Goal:
Each entry below is to be printed verbatim.

[Data records]
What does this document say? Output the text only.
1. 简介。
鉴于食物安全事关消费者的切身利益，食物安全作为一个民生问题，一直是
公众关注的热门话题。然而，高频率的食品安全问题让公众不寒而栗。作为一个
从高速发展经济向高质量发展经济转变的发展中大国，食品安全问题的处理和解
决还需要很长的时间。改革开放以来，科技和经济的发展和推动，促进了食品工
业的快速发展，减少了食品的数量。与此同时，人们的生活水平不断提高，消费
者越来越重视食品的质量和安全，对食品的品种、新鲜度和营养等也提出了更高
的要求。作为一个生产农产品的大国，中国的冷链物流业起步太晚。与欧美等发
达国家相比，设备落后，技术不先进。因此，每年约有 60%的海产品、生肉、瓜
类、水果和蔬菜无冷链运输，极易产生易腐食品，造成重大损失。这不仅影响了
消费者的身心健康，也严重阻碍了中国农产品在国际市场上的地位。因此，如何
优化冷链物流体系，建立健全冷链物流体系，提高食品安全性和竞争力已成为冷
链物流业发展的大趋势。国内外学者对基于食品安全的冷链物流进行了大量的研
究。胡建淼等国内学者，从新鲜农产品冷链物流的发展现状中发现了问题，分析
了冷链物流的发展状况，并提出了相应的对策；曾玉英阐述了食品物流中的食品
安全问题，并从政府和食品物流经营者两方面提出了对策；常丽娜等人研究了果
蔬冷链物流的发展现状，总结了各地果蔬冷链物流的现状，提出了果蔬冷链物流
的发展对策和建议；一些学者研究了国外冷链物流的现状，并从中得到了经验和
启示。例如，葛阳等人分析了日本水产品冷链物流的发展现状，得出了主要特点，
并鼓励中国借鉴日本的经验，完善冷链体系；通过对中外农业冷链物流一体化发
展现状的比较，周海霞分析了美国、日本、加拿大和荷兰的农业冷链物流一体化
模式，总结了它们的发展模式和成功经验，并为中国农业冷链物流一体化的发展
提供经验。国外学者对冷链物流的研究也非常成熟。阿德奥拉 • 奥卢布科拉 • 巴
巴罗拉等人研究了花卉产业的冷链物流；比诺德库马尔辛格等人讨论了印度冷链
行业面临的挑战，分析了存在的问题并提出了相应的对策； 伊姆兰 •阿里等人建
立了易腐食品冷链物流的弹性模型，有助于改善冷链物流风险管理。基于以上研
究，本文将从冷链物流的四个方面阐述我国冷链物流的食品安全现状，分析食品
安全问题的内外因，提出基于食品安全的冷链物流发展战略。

Completed task:
What does this document say? Output the text only.
1. 简介。
鉴于食物安全事关消费者的切身利益，食物安全作为一个民生问题，一直是
公众关注的热门话题。然而，高频率的食品安全问题让公众不寒而栗。作为一个
从高速发展经济向高质量发展经济转变的发展中大国，食品安全问题的处理和解
决还需要很长的时间。改革开放以来，科技和经济的发展和推动，促进了食品工
业的快速发展，减少了食品的数量。与此同时，人们的生活水平不断提高，消费
者越来越重视食品的质量和安全，对食品的品种、新鲜度和营养等也提出了更高
的要求。作为一个生产农产品的大国，中国的冷链物流业起步太晚。与欧美等发
达国家相比，设备落后，技术不先进。因此，每年约有 60%的海产品、生肉、瓜
类、水果和蔬菜无冷链运输，极易产生易腐食品，造成重大损失。这不仅影响了
消费者的身心健康，也严重阻碍了中国农产品在国际市场上的地位。因此，如何
优化冷链物流体系，建立健全冷链物流体系，提高食品安全性和竞争力已成为冷
链物流业发展的大趋势。国内外学者对基于食品安全的冷链物流进行了大量的研
究。胡建淼等国内学者，从新鲜农产品冷链物流的发展现状中发现了问题，分析
了冷链物流的发展状况，并提出了相应的对策；曾玉英阐述了食品物流中的食品
安全问题，并从政府和食品物流经营者两方面提出了对策；常丽娜等人研究了果
蔬冷链物流的发展现状，总结了各地果蔬冷链物流的现状，提出了果蔬冷链物流
的发展对策和建议；一些学者研究了国外冷链物流的现状，并从中得到了经验和
启示。例如，葛阳等人分析了日本水产品冷链物流的发展现状，得出了主要特点，
并鼓励中国借鉴日本的经验，完善冷链体系；通过对中外农业冷链物流一体化发
展现状的比较，周海霞分析了美国、日本、加拿大和荷兰的农业冷链物流一体化
模式，总结了它们的发展模式和成功经验，并为中国农业冷链物流一体化的发展
提供经验。国外学者对冷链物流的研究也非常成熟。阿德奥拉 • 奥卢布科拉 • 巴
巴罗拉等人研究了花卉产业的冷链物流；比诺德库马尔辛格等人讨论了印度冷链
行业面临的挑战，分析了存在的问题并提出了相应的对策； 伊姆兰 •阿里等人建
立了易腐食品冷链物流的弹性模型，有助于改善冷链物流风险管理。基于以上研
究，本文将从冷链物流的四个方面阐述我国冷链物流的食品安全现状，分析食品
安全问题的内外因，提出基于食品安全的冷链物流发展战略。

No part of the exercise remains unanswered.